Short task -> Rewrite the items below with "outline-entry" substituted for each occurrence of "outline-item", keeping every other character as it is.

Material provided ->
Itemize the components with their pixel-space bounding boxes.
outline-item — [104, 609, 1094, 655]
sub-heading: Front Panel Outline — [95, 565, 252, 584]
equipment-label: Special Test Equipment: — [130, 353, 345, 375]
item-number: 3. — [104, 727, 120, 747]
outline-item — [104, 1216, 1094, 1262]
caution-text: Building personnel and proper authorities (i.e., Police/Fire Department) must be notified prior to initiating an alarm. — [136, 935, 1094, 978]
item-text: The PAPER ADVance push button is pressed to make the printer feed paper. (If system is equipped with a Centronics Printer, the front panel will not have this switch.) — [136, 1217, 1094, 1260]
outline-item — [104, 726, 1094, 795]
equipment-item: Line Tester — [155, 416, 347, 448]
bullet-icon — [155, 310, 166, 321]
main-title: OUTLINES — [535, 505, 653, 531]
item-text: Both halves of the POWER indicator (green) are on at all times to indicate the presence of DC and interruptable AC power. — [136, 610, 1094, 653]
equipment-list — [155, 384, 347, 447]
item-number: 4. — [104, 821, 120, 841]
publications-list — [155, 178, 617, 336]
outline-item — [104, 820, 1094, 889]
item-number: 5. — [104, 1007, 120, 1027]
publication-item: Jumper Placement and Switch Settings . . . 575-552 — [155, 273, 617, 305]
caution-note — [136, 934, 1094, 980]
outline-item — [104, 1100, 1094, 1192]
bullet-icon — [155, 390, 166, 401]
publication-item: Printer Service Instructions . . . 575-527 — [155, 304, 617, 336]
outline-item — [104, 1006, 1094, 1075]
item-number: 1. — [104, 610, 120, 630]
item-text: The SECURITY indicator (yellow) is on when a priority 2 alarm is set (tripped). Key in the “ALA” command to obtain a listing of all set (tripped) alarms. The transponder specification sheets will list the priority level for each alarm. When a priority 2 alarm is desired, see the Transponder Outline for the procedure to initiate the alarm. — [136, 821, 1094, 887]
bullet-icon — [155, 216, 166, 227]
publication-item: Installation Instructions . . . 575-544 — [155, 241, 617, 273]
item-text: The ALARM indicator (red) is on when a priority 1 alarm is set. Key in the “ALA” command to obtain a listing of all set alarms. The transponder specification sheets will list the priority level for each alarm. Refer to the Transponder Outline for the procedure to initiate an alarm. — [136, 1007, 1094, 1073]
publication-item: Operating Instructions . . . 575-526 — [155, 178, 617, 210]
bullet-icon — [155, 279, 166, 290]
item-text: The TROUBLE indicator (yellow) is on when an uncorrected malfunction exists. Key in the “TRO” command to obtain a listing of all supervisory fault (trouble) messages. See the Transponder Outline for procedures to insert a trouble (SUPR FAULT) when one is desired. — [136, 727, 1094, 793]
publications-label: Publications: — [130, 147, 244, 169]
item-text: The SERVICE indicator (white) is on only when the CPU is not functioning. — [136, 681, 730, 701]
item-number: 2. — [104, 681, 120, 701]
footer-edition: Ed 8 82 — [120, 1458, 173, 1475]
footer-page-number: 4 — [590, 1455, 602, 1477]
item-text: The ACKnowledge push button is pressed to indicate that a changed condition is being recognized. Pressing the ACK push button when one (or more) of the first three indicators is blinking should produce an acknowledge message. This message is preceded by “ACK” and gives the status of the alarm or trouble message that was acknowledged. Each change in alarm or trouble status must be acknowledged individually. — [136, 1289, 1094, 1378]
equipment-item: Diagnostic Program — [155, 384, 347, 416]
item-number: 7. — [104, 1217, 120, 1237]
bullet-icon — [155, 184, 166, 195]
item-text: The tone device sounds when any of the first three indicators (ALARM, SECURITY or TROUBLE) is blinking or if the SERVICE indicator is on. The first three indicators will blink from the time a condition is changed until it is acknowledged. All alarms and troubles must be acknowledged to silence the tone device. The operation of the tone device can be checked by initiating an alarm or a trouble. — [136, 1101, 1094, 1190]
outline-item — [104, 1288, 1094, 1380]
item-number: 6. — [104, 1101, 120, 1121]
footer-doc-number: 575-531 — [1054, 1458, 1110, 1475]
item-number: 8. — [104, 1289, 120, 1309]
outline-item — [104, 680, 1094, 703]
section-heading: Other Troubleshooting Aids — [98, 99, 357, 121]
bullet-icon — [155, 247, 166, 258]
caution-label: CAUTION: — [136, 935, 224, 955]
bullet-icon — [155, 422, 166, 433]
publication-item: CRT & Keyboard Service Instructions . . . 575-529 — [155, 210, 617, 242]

The completed task ->
Itemize the components with their pixel-space bounding boxes.
outline-entry — [104, 609, 1094, 655]
sub-heading: Front Panel Outline — [95, 565, 252, 584]
equipment-label: Special Test Equipment: — [130, 353, 345, 375]
item-number: 3. — [104, 727, 120, 747]
outline-entry — [104, 1216, 1094, 1262]
caution-text: Building personnel and proper authorities (i.e., Police/Fire Department) must be notified prior to initiating an alarm. — [136, 935, 1094, 978]
item-text: The PAPER ADVance push button is pressed to make the printer feed paper. (If system is equipped with a Centronics Printer, the front panel will not have this switch.) — [136, 1217, 1094, 1260]
outline-entry — [104, 726, 1094, 795]
equipment-item: Line Tester — [155, 416, 347, 448]
bullet-icon — [155, 310, 166, 321]
main-title: OUTLINES — [535, 505, 653, 531]
item-text: Both halves of the POWER indicator (green) are on at all times to indicate the presence of DC and interruptable AC power. — [136, 610, 1094, 653]
equipment-list — [155, 384, 347, 447]
item-number: 4. — [104, 821, 120, 841]
publications-list — [155, 178, 617, 336]
outline-entry — [104, 820, 1094, 889]
item-number: 5. — [104, 1007, 120, 1027]
publication-item: Jumper Placement and Switch Settings . . . 575-552 — [155, 273, 617, 305]
caution-note — [136, 934, 1094, 980]
outline-entry — [104, 1100, 1094, 1192]
bullet-icon — [155, 390, 166, 401]
publication-item: Printer Service Instructions . . . 575-527 — [155, 304, 617, 336]
outline-entry — [104, 1006, 1094, 1075]
item-number: 1. — [104, 610, 120, 630]
item-text: The SECURITY indicator (yellow) is on when a priority 2 alarm is set (tripped). Key in the “ALA” command to obtain a listing of all set (tripped) alarms. The transponder specification sheets will list the priority level for each alarm. When a priority 2 alarm is desired, see the Transponder Outline for the procedure to initiate the alarm. — [136, 821, 1094, 887]
bullet-icon — [155, 216, 166, 227]
publication-item: Installation Instructions . . . 575-544 — [155, 241, 617, 273]
item-text: The ALARM indicator (red) is on when a priority 1 alarm is set. Key in the “ALA” command to obtain a listing of all set alarms. The transponder specification sheets will list the priority level for each alarm. Refer to the Transponder Outline for the procedure to initiate an alarm. — [136, 1007, 1094, 1073]
publication-item: Operating Instructions . . . 575-526 — [155, 178, 617, 210]
bullet-icon — [155, 279, 166, 290]
item-text: The TROUBLE indicator (yellow) is on when an uncorrected malfunction exists. Key in the “TRO” command to obtain a listing of all supervisory fault (trouble) messages. See the Transponder Outline for procedures to insert a trouble (SUPR FAULT) when one is desired. — [136, 727, 1094, 793]
publications-label: Publications: — [130, 147, 244, 169]
item-text: The SERVICE indicator (white) is on only when the CPU is not functioning. — [136, 681, 730, 701]
item-number: 2. — [104, 681, 120, 701]
footer-edition: Ed 8 82 — [120, 1458, 173, 1475]
footer-page-number: 4 — [590, 1455, 602, 1477]
item-text: The ACKnowledge push button is pressed to indicate that a changed condition is being recognized. Pressing the ACK push button when one (or more) of the first three indicators is blinking should produce an acknowledge message. This message is preceded by “ACK” and gives the status of the alarm or trouble message that was acknowledged. Each change in alarm or trouble status must be acknowledged individually. — [136, 1289, 1094, 1378]
equipment-item: Diagnostic Program — [155, 384, 347, 416]
item-number: 7. — [104, 1217, 120, 1237]
bullet-icon — [155, 184, 166, 195]
item-text: The tone device sounds when any of the first three indicators (ALARM, SECURITY or TROUBLE) is blinking or if the SERVICE indicator is on. The first three indicators will blink from the time a condition is changed until it is acknowledged. All alarms and troubles must be acknowledged to silence the tone device. The operation of the tone device can be checked by initiating an alarm or a trouble. — [136, 1101, 1094, 1190]
outline-entry — [104, 1288, 1094, 1380]
item-number: 6. — [104, 1101, 120, 1121]
footer-doc-number: 575-531 — [1054, 1458, 1110, 1475]
item-number: 8. — [104, 1289, 120, 1309]
outline-entry — [104, 680, 1094, 703]
section-heading: Other Troubleshooting Aids — [98, 99, 357, 121]
bullet-icon — [155, 247, 166, 258]
caution-label: CAUTION: — [136, 935, 224, 955]
bullet-icon — [155, 422, 166, 433]
publication-item: CRT & Keyboard Service Instructions . . . 575-529 — [155, 210, 617, 242]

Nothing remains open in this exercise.